The problem — Omit every picture while repeating the entries exactly.

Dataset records
---*---

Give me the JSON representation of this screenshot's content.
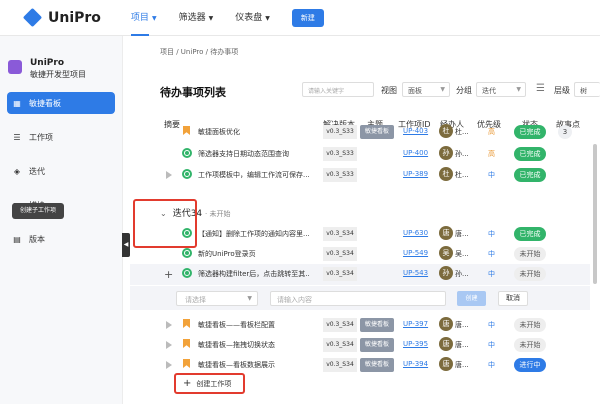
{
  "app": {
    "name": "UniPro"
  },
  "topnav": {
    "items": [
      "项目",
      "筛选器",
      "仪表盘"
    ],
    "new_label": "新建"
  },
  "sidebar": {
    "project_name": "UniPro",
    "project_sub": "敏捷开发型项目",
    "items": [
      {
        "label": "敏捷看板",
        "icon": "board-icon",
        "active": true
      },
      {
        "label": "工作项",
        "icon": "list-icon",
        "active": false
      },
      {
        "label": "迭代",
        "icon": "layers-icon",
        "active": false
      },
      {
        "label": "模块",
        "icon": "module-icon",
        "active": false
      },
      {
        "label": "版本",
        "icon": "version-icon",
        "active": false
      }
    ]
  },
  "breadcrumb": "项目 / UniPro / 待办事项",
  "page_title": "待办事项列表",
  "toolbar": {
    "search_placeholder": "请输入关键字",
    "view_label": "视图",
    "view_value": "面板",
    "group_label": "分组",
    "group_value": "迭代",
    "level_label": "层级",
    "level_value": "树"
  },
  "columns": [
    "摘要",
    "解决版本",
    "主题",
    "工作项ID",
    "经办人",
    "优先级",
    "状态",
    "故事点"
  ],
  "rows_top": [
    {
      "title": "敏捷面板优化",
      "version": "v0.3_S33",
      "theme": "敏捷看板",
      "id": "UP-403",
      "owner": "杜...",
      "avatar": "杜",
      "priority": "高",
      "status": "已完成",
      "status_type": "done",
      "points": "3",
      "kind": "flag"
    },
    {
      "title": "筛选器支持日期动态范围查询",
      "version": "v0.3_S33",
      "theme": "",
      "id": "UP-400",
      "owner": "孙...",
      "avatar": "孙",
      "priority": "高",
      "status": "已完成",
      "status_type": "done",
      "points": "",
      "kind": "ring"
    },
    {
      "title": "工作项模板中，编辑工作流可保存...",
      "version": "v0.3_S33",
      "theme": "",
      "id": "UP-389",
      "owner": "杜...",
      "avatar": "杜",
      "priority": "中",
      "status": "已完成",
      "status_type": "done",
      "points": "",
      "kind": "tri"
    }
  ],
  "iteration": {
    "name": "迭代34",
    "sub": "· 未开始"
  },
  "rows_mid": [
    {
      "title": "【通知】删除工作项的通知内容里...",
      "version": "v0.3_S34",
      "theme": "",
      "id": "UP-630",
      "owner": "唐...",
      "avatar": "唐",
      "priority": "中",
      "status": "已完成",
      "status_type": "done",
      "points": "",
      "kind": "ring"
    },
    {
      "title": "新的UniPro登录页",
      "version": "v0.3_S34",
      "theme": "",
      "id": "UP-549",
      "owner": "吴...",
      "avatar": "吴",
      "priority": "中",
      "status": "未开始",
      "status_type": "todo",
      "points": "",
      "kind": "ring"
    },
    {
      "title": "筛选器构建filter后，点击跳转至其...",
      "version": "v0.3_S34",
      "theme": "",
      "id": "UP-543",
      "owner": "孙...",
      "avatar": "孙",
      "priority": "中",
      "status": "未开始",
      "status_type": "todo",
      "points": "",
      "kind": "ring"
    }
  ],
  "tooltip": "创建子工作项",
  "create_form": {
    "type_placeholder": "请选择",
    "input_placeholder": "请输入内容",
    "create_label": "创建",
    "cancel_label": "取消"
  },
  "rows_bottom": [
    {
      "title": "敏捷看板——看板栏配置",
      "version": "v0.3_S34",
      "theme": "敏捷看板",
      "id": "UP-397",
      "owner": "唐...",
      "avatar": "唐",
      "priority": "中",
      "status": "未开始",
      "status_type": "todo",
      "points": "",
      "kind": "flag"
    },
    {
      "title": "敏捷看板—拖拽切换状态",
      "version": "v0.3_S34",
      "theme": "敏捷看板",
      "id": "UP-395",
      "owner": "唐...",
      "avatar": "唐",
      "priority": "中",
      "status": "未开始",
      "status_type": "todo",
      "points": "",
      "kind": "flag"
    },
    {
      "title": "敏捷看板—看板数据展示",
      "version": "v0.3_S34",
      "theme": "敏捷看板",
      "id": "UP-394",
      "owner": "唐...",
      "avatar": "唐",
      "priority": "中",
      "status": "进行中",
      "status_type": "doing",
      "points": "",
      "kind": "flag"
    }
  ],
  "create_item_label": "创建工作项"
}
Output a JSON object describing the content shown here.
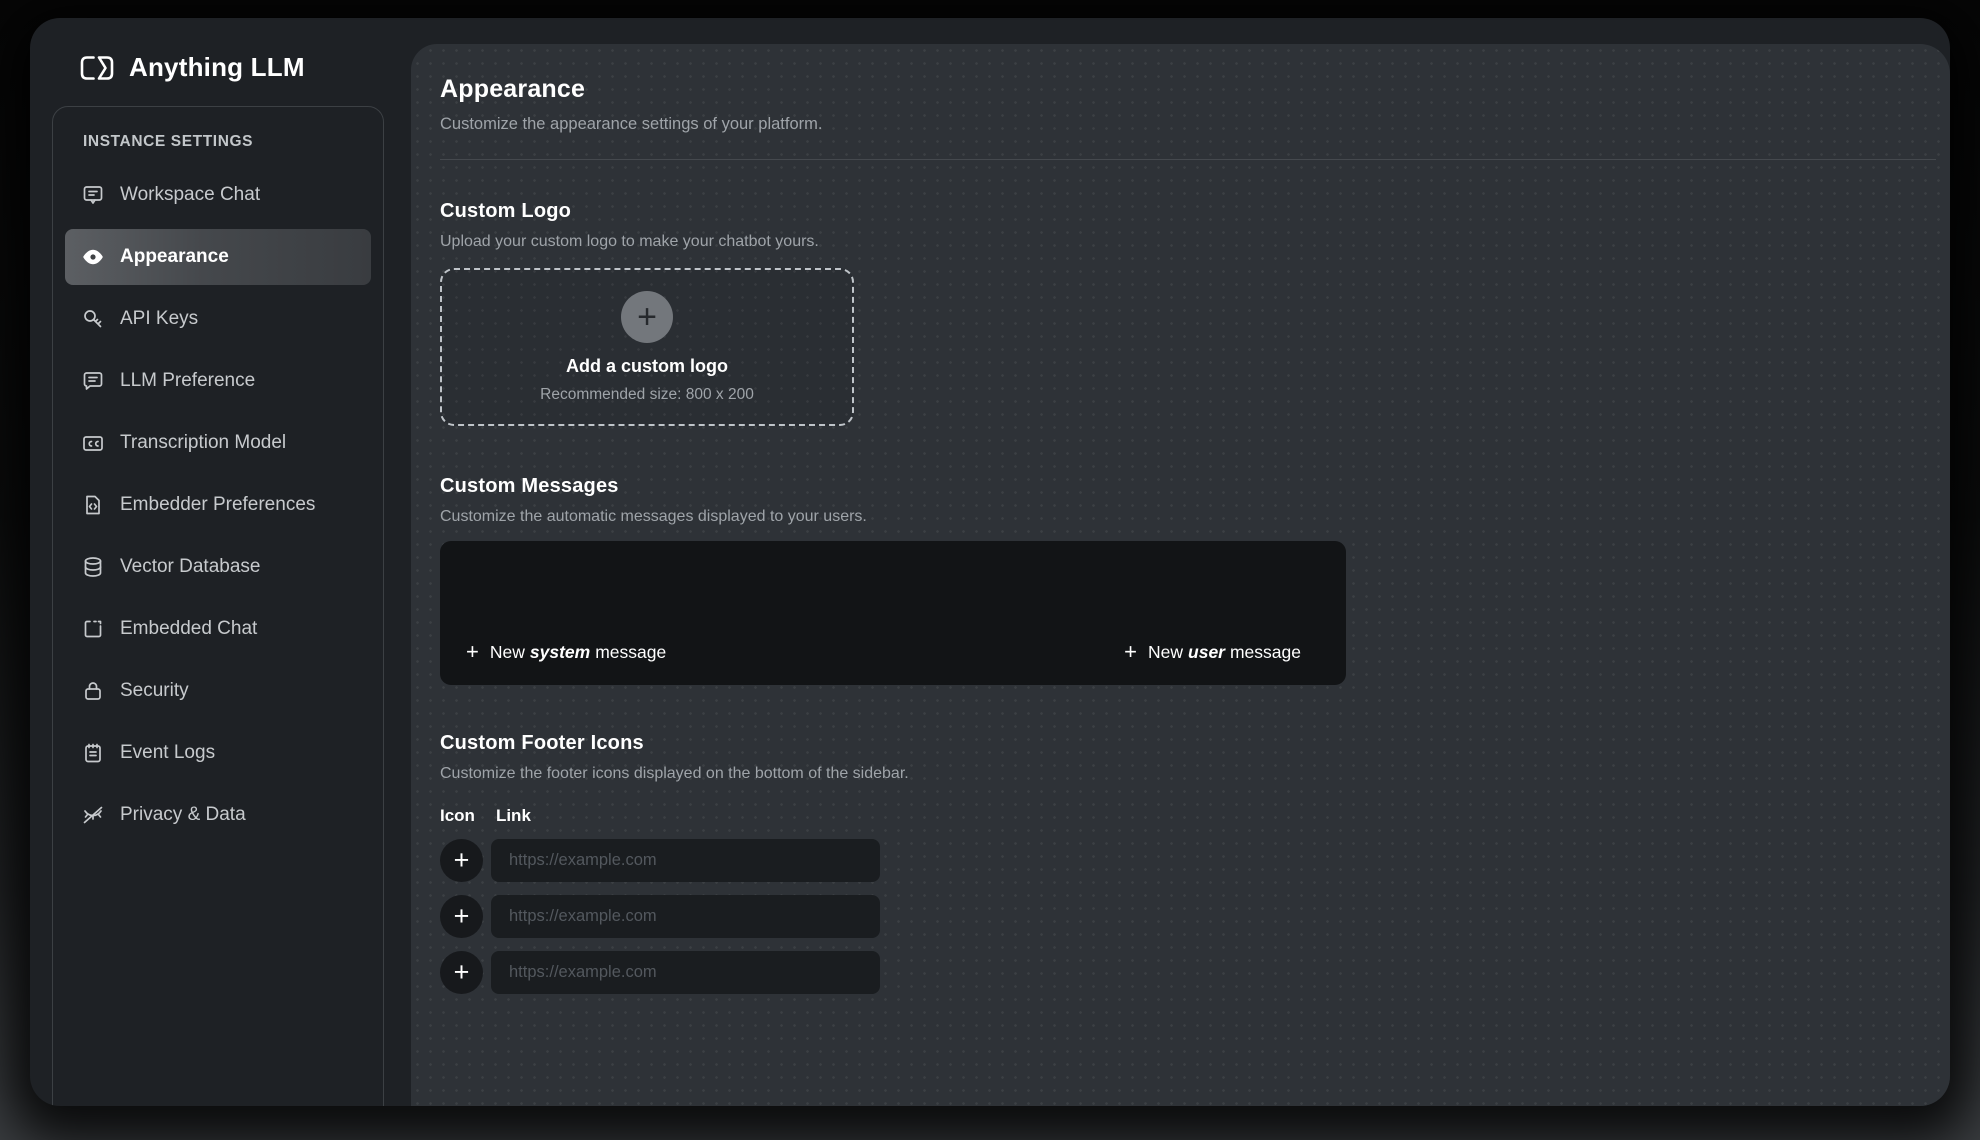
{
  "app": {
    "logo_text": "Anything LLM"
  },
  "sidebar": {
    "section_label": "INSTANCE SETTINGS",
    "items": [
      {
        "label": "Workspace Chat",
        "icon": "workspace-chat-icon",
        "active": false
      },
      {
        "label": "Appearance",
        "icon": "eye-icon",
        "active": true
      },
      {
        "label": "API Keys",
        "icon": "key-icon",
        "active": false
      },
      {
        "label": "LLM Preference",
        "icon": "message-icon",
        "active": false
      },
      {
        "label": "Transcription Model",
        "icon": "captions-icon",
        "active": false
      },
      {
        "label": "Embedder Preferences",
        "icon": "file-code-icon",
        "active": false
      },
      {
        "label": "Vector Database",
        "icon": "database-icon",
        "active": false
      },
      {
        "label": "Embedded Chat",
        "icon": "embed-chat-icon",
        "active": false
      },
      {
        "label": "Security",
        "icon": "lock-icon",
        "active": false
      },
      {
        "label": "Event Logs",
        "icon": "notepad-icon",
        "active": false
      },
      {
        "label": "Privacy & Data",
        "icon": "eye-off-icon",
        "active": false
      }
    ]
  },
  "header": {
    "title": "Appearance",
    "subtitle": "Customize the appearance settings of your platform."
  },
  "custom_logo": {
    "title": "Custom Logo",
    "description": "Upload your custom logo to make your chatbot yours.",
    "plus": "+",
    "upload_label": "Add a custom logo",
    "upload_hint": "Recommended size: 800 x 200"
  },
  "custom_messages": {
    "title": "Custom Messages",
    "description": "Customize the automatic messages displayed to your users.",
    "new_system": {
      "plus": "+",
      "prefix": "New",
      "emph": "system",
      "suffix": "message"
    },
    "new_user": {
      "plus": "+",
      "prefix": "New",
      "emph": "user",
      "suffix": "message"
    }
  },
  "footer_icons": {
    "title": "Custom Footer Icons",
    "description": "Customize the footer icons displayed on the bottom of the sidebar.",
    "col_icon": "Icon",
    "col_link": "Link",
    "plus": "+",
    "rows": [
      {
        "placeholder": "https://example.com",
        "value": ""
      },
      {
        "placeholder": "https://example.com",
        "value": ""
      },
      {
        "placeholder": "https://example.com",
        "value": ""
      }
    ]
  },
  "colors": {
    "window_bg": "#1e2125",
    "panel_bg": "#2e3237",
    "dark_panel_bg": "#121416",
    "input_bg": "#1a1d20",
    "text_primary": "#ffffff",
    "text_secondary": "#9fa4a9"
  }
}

---*---

Task answer —
Give me the JSON representation of this screenshot's content.
{
  "app": {
    "name": "UniPro"
  },
  "topnav": {
    "items": [
      "项目",
      "筛选器",
      "仪表盘"
    ],
    "new_label": "新建"
  },
  "sidebar": {
    "project_name": "UniPro",
    "project_sub": "敏捷开发型项目",
    "items": [
      {
        "label": "敏捷看板",
        "icon": "board-icon",
        "active": true
      },
      {
        "label": "工作项",
        "icon": "list-icon",
        "active": false
      },
      {
        "label": "迭代",
        "icon": "layers-icon",
        "active": false
      },
      {
        "label": "模块",
        "icon": "module-icon",
        "active": false
      },
      {
        "label": "版本",
        "icon": "version-icon",
        "active": false
      }
    ]
  },
  "breadcrumb": "项目 / UniPro / 待办事项",
  "page_title": "待办事项列表",
  "toolbar": {
    "search_placeholder": "请输入关键字",
    "view_label": "视图",
    "view_value": "面板",
    "group_label": "分组",
    "group_value": "迭代",
    "level_label": "层级",
    "level_value": "树"
  },
  "columns": [
    "摘要",
    "解决版本",
    "主题",
    "工作项ID",
    "经办人",
    "优先级",
    "状态",
    "故事点"
  ],
  "rows_top": [
    {
      "title": "敏捷面板优化",
      "version": "v0.3_S33",
      "theme": "敏捷看板",
      "id": "UP-403",
      "owner": "杜...",
      "avatar": "杜",
      "priority": "高",
      "status": "已完成",
      "status_type": "done",
      "points": "3",
      "kind": "flag"
    },
    {
      "title": "筛选器支持日期动态范围查询",
      "version": "v0.3_S33",
      "theme": "",
      "id": "UP-400",
      "owner": "孙...",
      "avatar": "孙",
      "priority": "高",
      "status": "已完成",
      "status_type": "done",
      "points": "",
      "kind": "ring"
    },
    {
      "title": "工作项模板中，编辑工作流可保存...",
      "version": "v0.3_S33",
      "theme": "",
      "id": "UP-389",
      "owner": "杜...",
      "avatar": "杜",
      "priority": "中",
      "status": "已完成",
      "status_type": "done",
      "points": "",
      "kind": "tri"
    }
  ],
  "iteration": {
    "name": "迭代34",
    "sub": "· 未开始"
  },
  "rows_mid": [
    {
      "title": "【通知】删除工作项的通知内容里...",
      "version": "v0.3_S34",
      "theme": "",
      "id": "UP-630",
      "owner": "唐...",
      "avatar": "唐",
      "priority": "中",
      "status": "已完成",
      "status_type": "done",
      "points": "",
      "kind": "ring"
    },
    {
      "title": "新的UniPro登录页",
      "version": "v0.3_S34",
      "theme": "",
      "id": "UP-549",
      "owner": "吴...",
      "avatar": "吴",
      "priority": "中",
      "status": "未开始",
      "status_type": "todo",
      "points": "",
      "kind": "ring"
    },
    {
      "title": "筛选器构建filter后，点击跳转至其...",
      "version": "v0.3_S34",
      "theme": "",
      "id": "UP-543",
      "owner": "孙...",
      "avatar": "孙",
      "priority": "中",
      "status": "未开始",
      "status_type": "todo",
      "points": "",
      "kind": "ring"
    }
  ],
  "tooltip": "创建子工作项",
  "create_form": {
    "type_placeholder": "请选择",
    "input_placeholder": "请输入内容",
    "create_label": "创建",
    "cancel_label": "取消"
  },
  "rows_bottom": [
    {
      "title": "敏捷看板——看板栏配置",
      "version": "v0.3_S34",
      "theme": "敏捷看板",
      "id": "UP-397",
      "owner": "唐...",
      "avatar": "唐",
      "priority": "中",
      "status": "未开始",
      "status_type": "todo",
      "points": "",
      "kind": "flag"
    },
    {
      "title": "敏捷看板—拖拽切换状态",
      "version": "v0.3_S34",
      "theme": "敏捷看板",
      "id": "UP-395",
      "owner": "唐...",
      "avatar": "唐",
      "priority": "中",
      "status": "未开始",
      "status_type": "todo",
      "points": "",
      "kind": "flag"
    },
    {
      "title": "敏捷看板—看板数据展示",
      "version": "v0.3_S34",
      "theme": "敏捷看板",
      "id": "UP-394",
      "owner": "唐...",
      "avatar": "唐",
      "priority": "中",
      "status": "进行中",
      "status_type": "doing",
      "points": "",
      "kind": "flag"
    }
  ],
  "create_item_label": "创建工作项"
}
Output a JSON object describing the content shown here.
{
  "app": {
    "logo_text": "Anything LLM"
  },
  "sidebar": {
    "section_label": "INSTANCE SETTINGS",
    "items": [
      {
        "label": "Workspace Chat",
        "icon": "workspace-chat-icon",
        "active": false
      },
      {
        "label": "Appearance",
        "icon": "eye-icon",
        "active": true
      },
      {
        "label": "API Keys",
        "icon": "key-icon",
        "active": false
      },
      {
        "label": "LLM Preference",
        "icon": "message-icon",
        "active": false
      },
      {
        "label": "Transcription Model",
        "icon": "captions-icon",
        "active": false
      },
      {
        "label": "Embedder Preferences",
        "icon": "file-code-icon",
        "active": false
      },
      {
        "label": "Vector Database",
        "icon": "database-icon",
        "active": false
      },
      {
        "label": "Embedded Chat",
        "icon": "embed-chat-icon",
        "active": false
      },
      {
        "label": "Security",
        "icon": "lock-icon",
        "active": false
      },
      {
        "label": "Event Logs",
        "icon": "notepad-icon",
        "active": false
      },
      {
        "label": "Privacy & Data",
        "icon": "eye-off-icon",
        "active": false
      }
    ]
  },
  "header": {
    "title": "Appearance",
    "subtitle": "Customize the appearance settings of your platform."
  },
  "custom_logo": {
    "title": "Custom Logo",
    "description": "Upload your custom logo to make your chatbot yours.",
    "plus": "+",
    "upload_label": "Add a custom logo",
    "upload_hint": "Recommended size: 800 x 200"
  },
  "custom_messages": {
    "title": "Custom Messages",
    "description": "Customize the automatic messages displayed to your users.",
    "new_system": {
      "plus": "+",
      "prefix": "New",
      "emph": "system",
      "suffix": "message"
    },
    "new_user": {
      "plus": "+",
      "prefix": "New",
      "emph": "user",
      "suffix": "message"
    }
  },
  "footer_icons": {
    "title": "Custom Footer Icons",
    "description": "Customize the footer icons displayed on the bottom of the sidebar.",
    "col_icon": "Icon",
    "col_link": "Link",
    "plus": "+",
    "rows": [
      {
        "placeholder": "https://example.com",
        "value": ""
      },
      {
        "placeholder": "https://example.com",
        "value": ""
      },
      {
        "placeholder": "https://example.com",
        "value": ""
      }
    ]
  },
  "colors": {
    "window_bg": "#1e2125",
    "panel_bg": "#2e3237",
    "dark_panel_bg": "#121416",
    "input_bg": "#1a1d20",
    "text_primary": "#ffffff",
    "text_secondary": "#9fa4a9"
  }
}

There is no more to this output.